§ **What the task asks**:
From the entries below, copy every line where the string "this" appears.

§ **Data extract**:
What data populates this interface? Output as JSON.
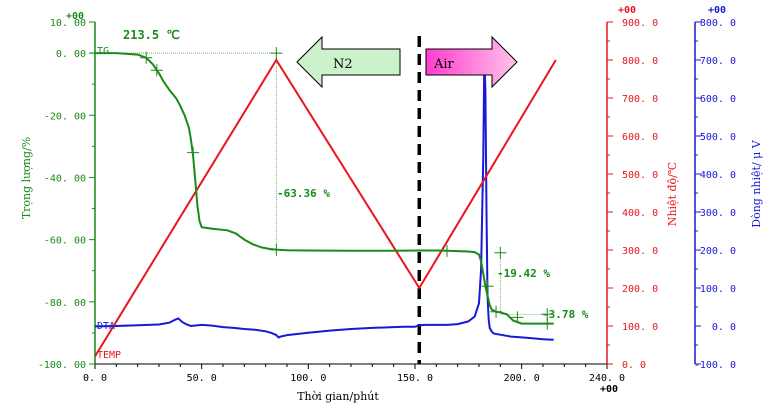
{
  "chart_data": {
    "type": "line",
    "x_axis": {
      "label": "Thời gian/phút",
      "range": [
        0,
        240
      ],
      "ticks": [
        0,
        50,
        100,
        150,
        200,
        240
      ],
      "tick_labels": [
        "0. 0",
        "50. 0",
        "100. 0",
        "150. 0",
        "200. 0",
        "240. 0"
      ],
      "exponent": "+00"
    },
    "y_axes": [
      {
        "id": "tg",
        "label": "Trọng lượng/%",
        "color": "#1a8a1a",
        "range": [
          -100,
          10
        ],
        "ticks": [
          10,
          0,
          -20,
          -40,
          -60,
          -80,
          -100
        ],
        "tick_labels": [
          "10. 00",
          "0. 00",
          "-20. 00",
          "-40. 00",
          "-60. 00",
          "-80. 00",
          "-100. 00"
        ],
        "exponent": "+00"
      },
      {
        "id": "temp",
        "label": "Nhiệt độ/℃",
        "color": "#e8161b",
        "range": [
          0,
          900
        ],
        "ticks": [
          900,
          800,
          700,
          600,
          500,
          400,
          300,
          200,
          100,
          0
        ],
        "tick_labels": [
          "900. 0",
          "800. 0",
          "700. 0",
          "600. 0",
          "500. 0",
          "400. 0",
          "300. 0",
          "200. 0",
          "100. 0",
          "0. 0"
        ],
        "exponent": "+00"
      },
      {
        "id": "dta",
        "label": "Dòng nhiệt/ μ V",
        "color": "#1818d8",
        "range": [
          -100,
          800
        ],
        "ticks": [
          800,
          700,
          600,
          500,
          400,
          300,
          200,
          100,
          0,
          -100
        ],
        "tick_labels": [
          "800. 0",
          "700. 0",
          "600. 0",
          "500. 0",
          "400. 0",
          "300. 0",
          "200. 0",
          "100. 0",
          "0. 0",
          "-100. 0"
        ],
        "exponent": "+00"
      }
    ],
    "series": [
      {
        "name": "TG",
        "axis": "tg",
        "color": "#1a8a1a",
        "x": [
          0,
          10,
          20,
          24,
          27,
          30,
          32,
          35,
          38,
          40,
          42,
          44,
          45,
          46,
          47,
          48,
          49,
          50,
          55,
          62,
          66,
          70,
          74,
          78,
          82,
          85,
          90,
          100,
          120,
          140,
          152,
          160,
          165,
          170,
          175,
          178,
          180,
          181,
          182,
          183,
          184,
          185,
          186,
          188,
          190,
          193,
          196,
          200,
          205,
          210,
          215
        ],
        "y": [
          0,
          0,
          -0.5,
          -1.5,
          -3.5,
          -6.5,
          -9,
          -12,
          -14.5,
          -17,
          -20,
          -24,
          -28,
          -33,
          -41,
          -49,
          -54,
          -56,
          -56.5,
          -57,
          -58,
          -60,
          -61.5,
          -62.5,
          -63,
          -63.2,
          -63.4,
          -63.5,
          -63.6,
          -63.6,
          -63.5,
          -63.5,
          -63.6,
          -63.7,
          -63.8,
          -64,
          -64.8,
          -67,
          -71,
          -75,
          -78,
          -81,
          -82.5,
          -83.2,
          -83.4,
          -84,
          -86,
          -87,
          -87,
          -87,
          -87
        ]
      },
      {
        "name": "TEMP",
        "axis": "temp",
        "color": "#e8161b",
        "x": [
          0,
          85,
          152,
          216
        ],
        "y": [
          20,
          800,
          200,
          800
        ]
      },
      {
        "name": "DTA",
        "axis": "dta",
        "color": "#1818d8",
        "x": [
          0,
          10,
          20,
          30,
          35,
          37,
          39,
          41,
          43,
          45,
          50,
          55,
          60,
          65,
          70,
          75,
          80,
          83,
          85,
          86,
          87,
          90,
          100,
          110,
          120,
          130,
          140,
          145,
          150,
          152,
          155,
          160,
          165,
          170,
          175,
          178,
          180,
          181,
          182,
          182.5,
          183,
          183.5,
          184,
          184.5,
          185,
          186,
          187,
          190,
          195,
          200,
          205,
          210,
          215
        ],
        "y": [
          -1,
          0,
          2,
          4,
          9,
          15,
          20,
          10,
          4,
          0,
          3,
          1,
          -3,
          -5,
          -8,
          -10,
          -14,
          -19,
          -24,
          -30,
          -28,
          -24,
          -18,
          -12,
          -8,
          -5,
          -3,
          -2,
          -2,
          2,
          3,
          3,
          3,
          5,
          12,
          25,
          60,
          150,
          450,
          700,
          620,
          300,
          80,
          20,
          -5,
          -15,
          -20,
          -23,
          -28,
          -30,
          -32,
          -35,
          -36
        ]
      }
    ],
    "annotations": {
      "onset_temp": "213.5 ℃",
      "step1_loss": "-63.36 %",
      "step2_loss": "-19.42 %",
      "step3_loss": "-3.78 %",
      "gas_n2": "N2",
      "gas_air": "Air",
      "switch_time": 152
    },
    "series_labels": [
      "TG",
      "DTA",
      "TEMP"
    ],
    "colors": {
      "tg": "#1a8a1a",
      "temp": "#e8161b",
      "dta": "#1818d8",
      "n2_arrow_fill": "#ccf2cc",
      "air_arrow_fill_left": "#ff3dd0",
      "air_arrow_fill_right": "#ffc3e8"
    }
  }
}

...

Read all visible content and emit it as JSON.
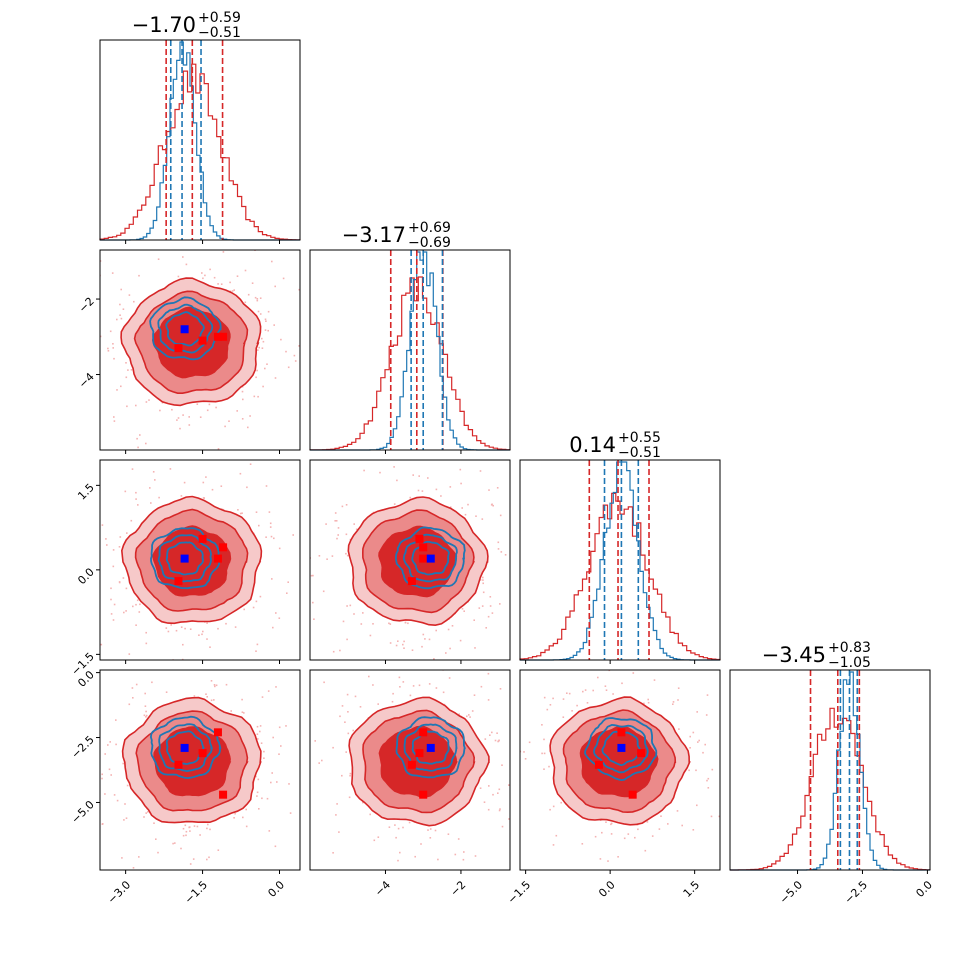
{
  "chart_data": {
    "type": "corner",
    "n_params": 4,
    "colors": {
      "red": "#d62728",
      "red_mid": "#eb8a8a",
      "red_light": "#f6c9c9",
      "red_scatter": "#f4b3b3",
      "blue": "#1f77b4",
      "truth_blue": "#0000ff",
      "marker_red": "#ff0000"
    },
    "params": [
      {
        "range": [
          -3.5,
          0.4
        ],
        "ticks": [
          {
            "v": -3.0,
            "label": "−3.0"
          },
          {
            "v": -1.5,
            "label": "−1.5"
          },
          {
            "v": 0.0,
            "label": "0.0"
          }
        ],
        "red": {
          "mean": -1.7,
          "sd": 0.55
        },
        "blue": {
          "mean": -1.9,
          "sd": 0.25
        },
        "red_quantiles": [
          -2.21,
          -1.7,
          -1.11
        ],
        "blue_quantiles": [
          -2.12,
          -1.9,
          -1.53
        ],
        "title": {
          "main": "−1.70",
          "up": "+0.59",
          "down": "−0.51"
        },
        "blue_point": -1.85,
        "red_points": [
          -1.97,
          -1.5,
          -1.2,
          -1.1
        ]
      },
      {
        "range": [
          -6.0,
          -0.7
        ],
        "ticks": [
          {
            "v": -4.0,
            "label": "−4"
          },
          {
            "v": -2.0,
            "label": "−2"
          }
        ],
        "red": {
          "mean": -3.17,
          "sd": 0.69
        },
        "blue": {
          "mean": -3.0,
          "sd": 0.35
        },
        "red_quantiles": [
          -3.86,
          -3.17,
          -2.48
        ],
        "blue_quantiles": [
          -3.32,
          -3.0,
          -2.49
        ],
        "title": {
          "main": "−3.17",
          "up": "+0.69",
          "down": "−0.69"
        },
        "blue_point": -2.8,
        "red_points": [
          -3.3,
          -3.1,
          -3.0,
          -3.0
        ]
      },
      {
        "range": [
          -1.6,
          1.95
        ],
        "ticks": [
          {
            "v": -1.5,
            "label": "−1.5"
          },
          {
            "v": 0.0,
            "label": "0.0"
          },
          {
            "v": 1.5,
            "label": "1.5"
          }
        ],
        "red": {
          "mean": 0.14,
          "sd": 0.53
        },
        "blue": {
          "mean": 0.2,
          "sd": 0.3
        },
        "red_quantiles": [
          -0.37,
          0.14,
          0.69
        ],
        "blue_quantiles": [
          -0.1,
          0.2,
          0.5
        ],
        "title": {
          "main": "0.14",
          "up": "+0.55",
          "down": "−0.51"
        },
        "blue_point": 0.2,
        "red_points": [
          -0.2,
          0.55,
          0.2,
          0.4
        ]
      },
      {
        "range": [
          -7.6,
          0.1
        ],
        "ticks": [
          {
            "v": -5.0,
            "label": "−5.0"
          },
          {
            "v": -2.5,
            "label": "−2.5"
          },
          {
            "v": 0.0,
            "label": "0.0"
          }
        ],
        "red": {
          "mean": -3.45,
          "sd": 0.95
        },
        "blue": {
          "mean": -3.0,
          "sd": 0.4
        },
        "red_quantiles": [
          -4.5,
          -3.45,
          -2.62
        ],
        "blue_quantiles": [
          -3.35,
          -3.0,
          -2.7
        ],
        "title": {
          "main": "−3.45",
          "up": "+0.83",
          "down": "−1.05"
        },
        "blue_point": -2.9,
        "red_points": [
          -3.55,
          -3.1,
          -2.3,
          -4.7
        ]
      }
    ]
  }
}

==

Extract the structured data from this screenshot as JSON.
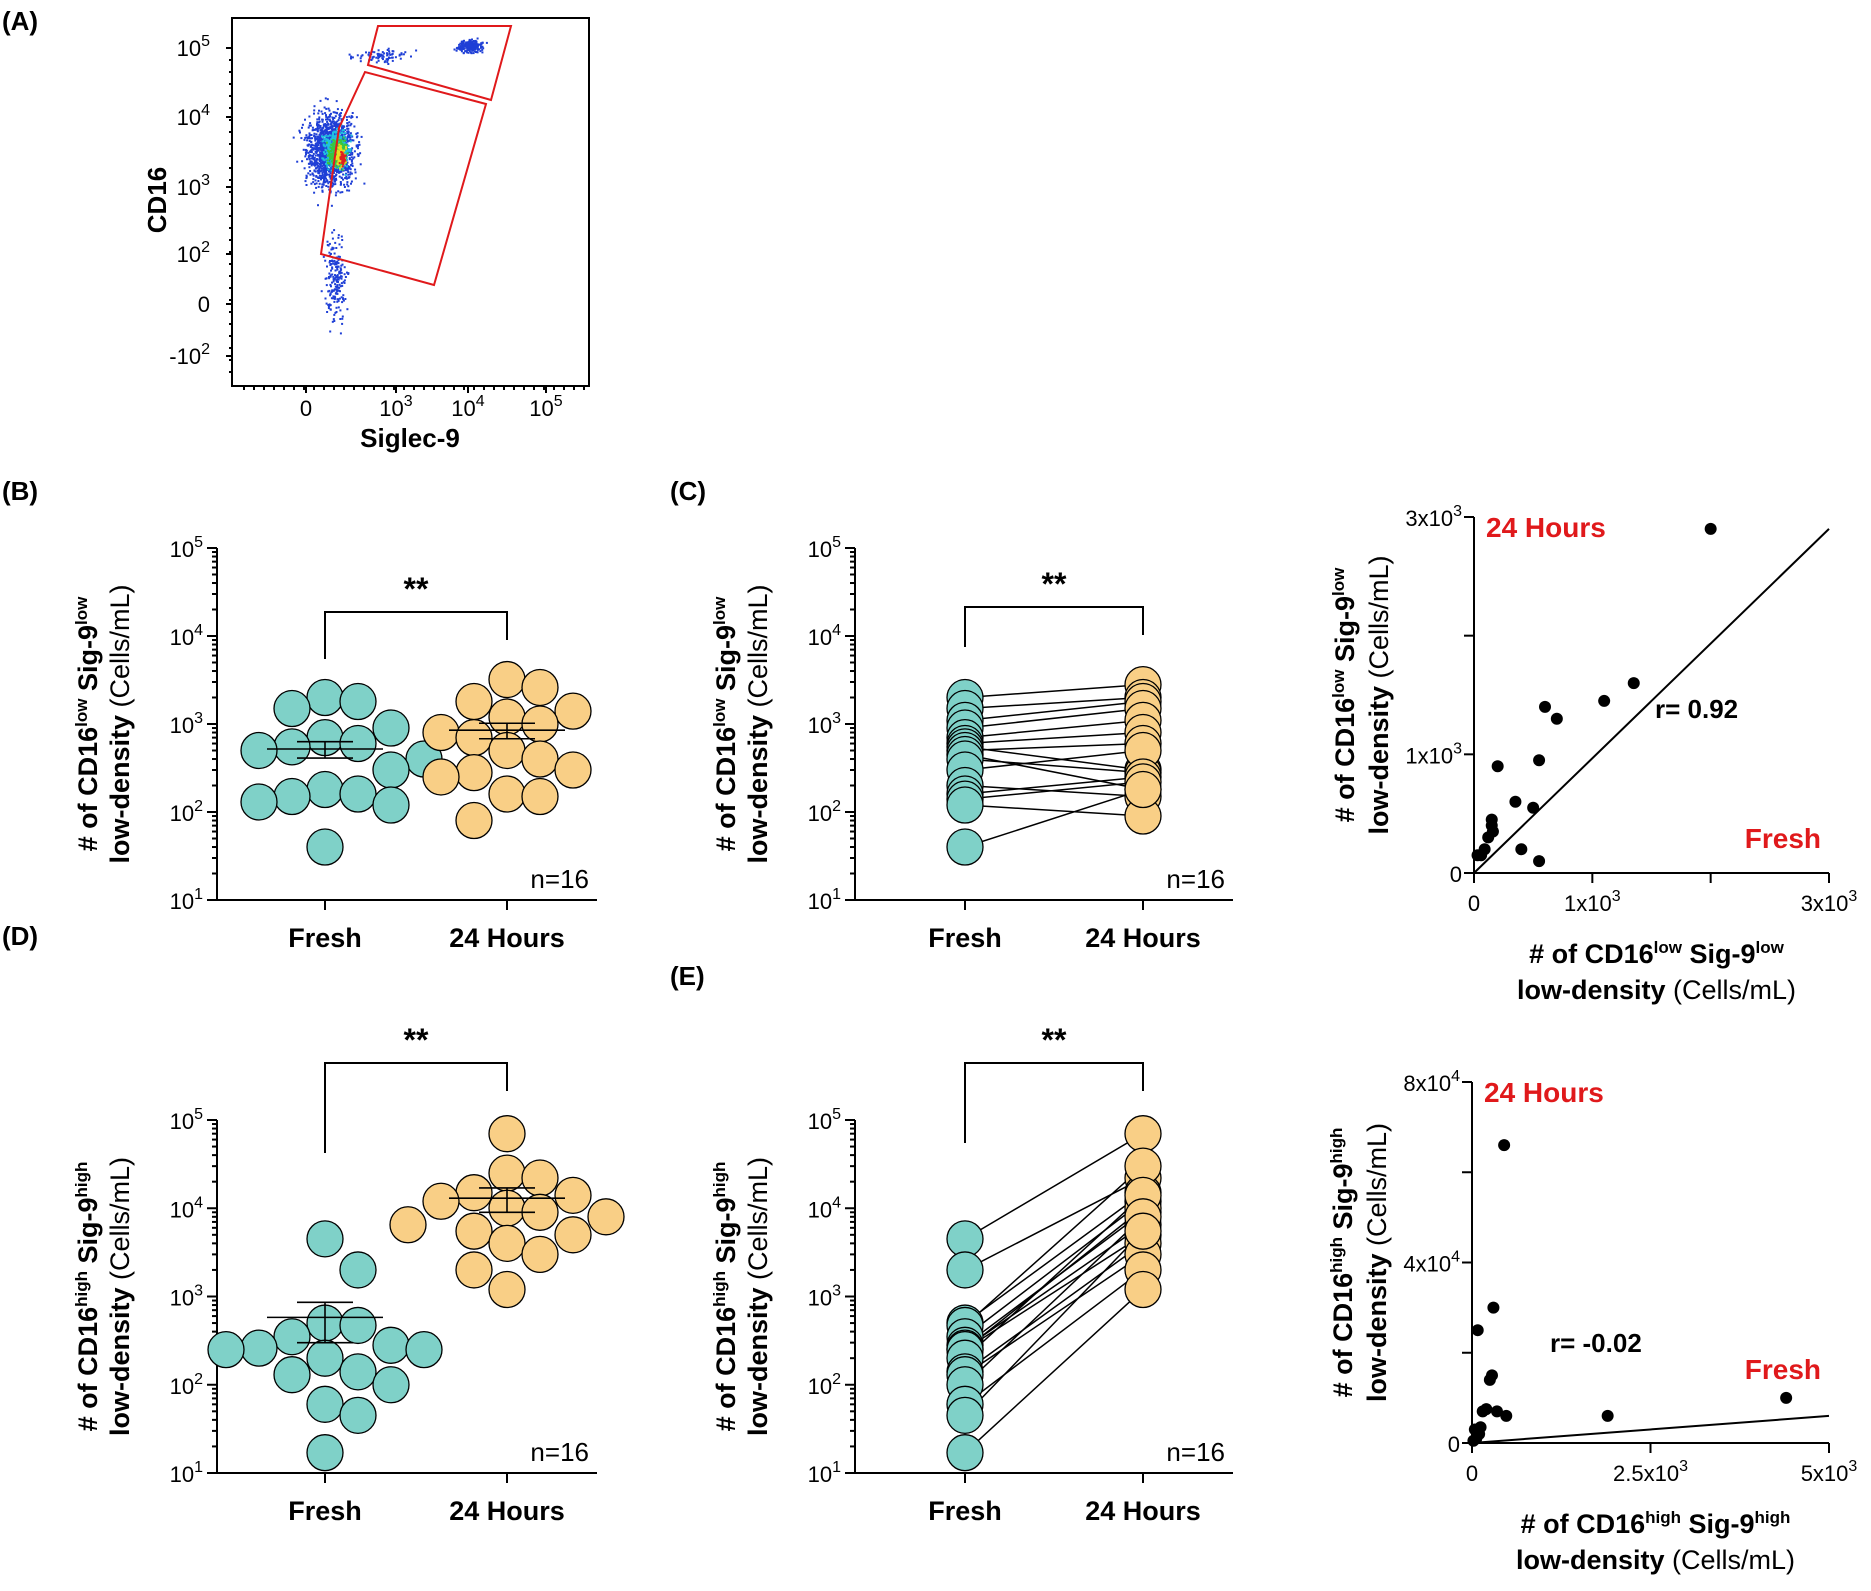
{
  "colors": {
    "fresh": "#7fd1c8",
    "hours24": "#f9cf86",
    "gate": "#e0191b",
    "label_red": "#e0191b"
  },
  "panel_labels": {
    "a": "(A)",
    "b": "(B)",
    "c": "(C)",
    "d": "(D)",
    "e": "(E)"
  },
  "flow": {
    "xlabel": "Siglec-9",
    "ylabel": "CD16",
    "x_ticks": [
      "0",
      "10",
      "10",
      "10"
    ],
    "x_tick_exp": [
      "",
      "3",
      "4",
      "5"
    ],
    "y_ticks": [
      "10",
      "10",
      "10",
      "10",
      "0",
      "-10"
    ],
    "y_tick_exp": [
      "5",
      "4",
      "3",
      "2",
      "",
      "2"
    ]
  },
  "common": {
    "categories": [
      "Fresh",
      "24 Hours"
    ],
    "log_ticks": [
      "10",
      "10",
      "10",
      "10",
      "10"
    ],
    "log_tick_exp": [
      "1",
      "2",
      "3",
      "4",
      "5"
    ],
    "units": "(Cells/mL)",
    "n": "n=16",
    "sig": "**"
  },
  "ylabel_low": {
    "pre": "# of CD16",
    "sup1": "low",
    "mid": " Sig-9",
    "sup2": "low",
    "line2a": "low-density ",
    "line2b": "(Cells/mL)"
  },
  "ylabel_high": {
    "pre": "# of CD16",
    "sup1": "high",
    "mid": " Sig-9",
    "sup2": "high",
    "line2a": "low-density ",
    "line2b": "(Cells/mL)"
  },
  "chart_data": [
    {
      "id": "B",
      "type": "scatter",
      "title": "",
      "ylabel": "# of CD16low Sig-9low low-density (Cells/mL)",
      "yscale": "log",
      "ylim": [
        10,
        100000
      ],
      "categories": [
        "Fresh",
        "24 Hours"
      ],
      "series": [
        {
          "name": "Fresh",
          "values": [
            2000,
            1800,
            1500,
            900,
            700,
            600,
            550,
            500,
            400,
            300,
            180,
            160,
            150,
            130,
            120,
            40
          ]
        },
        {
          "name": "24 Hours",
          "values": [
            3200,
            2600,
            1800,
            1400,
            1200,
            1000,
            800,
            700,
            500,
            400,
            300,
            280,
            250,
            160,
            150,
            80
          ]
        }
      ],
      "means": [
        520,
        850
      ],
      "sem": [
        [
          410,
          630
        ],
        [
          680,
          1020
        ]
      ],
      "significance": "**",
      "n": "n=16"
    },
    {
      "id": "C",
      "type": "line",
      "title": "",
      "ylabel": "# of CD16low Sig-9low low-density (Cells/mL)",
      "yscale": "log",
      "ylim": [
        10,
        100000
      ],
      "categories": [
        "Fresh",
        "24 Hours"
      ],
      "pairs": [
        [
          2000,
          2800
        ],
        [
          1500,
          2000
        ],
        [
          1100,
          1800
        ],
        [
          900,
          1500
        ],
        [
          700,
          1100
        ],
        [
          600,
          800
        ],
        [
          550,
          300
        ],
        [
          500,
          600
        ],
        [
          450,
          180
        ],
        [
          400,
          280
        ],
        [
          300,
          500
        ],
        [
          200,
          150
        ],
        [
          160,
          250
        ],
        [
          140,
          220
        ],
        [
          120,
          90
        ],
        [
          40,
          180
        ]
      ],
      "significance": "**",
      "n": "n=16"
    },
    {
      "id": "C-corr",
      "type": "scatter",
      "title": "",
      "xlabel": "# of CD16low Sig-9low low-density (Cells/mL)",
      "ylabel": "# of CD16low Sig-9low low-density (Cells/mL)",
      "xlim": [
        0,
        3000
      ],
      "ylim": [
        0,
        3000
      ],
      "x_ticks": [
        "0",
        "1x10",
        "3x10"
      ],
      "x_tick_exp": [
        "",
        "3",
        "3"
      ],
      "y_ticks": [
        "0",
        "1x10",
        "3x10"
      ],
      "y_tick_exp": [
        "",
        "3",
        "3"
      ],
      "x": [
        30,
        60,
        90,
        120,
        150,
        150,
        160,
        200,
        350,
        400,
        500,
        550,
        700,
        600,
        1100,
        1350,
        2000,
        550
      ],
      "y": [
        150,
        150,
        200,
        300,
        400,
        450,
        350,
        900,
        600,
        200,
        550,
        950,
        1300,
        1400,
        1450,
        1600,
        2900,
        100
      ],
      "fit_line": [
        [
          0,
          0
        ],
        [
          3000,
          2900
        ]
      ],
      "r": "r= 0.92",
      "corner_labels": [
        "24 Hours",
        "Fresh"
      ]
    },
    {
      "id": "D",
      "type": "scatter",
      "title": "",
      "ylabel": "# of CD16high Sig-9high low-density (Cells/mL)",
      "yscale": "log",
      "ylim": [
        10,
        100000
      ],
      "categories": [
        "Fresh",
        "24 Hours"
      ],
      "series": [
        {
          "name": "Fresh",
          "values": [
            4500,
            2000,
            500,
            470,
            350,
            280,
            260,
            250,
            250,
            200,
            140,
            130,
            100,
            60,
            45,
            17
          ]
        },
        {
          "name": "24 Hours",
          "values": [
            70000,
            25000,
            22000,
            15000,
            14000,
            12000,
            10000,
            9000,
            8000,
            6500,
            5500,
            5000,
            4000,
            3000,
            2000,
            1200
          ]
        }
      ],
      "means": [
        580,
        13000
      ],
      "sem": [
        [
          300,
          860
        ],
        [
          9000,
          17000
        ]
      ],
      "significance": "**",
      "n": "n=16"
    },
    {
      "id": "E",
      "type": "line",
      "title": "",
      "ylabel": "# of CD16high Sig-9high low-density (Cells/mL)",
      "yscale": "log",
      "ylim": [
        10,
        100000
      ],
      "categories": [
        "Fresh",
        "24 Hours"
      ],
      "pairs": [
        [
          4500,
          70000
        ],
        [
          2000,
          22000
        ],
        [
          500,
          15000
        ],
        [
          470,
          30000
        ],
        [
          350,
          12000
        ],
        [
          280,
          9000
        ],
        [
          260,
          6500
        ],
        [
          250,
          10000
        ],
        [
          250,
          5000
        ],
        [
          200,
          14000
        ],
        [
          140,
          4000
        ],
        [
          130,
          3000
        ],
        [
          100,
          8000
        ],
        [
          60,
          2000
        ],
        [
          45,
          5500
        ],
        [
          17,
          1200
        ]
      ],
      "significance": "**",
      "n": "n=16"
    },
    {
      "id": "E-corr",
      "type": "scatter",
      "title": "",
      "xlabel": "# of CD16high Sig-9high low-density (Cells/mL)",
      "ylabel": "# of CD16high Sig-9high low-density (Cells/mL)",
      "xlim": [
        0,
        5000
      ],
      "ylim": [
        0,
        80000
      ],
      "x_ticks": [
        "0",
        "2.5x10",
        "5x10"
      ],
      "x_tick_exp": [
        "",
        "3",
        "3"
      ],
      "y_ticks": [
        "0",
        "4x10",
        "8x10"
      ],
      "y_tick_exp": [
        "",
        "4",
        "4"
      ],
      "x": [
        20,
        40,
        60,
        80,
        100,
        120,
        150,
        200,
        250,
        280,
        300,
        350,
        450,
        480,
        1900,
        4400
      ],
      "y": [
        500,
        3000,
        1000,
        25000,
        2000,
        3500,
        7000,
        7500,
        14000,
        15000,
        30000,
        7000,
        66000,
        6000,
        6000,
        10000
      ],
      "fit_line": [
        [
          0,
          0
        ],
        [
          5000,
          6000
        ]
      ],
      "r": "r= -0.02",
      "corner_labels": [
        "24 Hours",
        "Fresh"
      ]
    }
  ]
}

§ **Final result**:
What data populates this interface? Output as JSON.
Extract the structured data from this screenshot as JSON.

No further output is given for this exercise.